* **DATASET ROWS**:
———
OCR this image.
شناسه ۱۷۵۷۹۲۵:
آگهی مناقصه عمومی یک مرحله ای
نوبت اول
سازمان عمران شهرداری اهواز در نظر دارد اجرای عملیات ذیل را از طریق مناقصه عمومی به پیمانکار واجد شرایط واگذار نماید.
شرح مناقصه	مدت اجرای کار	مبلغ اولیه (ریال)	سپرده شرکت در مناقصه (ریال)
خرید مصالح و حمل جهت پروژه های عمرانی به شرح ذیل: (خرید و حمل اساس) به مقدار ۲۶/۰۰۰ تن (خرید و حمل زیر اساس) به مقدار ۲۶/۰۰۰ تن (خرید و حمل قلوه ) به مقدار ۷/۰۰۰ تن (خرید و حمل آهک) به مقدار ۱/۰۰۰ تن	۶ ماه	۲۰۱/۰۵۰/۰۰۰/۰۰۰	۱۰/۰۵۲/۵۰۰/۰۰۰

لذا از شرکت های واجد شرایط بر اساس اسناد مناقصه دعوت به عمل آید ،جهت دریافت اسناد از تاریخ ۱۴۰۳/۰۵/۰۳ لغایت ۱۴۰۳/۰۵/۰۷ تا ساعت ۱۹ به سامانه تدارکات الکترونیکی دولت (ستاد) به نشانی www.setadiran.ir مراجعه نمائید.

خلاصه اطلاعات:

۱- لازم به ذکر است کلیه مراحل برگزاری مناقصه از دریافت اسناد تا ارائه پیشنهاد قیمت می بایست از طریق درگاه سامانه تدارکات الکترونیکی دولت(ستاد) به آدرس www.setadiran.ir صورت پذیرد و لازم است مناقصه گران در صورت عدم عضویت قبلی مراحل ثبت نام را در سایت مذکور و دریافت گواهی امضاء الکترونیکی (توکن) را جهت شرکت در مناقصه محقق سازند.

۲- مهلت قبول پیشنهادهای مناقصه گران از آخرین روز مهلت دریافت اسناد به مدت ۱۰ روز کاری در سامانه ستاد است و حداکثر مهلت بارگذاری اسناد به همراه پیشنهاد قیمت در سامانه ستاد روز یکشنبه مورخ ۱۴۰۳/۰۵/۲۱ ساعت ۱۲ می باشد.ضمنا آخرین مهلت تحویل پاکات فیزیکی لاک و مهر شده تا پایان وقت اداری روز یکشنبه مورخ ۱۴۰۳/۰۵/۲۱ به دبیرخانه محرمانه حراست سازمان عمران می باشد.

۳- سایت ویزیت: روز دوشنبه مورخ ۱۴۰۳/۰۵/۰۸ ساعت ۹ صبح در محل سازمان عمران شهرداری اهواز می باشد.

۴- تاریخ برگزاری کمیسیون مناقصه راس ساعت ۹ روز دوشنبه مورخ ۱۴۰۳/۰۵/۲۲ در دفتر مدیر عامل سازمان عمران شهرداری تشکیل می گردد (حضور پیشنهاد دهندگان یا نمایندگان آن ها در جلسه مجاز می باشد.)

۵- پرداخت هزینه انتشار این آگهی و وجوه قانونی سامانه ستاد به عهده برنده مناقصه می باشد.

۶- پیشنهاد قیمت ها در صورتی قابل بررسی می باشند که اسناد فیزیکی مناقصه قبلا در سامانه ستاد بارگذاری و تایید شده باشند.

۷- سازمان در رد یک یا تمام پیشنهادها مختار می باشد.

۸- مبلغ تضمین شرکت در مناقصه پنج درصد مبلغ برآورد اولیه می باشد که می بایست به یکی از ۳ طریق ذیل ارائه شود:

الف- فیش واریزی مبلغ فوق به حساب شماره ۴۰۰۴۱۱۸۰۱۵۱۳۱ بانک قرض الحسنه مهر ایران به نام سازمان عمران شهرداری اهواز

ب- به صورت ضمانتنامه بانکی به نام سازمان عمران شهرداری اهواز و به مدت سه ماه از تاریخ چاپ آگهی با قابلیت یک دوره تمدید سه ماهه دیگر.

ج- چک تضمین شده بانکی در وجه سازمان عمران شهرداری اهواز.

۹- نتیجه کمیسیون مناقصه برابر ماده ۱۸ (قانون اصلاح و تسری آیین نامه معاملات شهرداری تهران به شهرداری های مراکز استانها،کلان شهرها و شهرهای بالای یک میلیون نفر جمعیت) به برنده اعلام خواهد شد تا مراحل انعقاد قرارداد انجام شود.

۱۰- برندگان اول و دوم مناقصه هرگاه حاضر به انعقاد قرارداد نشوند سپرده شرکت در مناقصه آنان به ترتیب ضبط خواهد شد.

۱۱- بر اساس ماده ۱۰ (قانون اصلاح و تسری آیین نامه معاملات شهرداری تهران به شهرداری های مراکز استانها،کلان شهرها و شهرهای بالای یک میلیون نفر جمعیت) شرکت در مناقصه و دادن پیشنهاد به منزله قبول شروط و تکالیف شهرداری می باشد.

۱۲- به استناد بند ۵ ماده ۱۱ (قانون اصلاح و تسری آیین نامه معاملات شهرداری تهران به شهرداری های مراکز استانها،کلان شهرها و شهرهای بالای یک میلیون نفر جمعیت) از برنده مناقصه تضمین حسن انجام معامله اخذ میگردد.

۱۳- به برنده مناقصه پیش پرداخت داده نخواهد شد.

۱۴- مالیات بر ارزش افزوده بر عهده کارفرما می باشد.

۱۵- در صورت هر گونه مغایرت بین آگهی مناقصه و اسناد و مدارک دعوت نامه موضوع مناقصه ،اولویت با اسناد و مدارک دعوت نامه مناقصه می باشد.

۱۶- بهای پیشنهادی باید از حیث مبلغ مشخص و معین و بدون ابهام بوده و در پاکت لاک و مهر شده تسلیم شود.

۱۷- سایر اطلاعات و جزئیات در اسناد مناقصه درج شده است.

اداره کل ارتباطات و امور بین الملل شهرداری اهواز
———
* **WHAT IS REQUIRED**:
List every line from the entries above in which "سایت" appears.

* **FINAL ANSWER**:
۱- لازم به ذکر است کلیه مراحل برگزاری مناقصه از دریافت اسناد تا ارائه پیشنهاد قیمت می بایست از طریق درگاه سامانه تدارکات الکترونیکی دولت(ستاد) به آدرس www.setadiran.ir صورت پذیرد و لازم است مناقصه گران در صورت عدم عضویت قبلی مراحل ثبت نام را در سایت مذکور و دریافت گواهی امضاء الکترونیکی (توکن) را جهت شرکت در مناقصه محقق سازند.
۳- سایت ویزیت: روز دوشنبه مورخ ۱۴۰۳/۰۵/۰۸ ساعت ۹ صبح در محل سازمان عمران شهرداری اهواز می باشد.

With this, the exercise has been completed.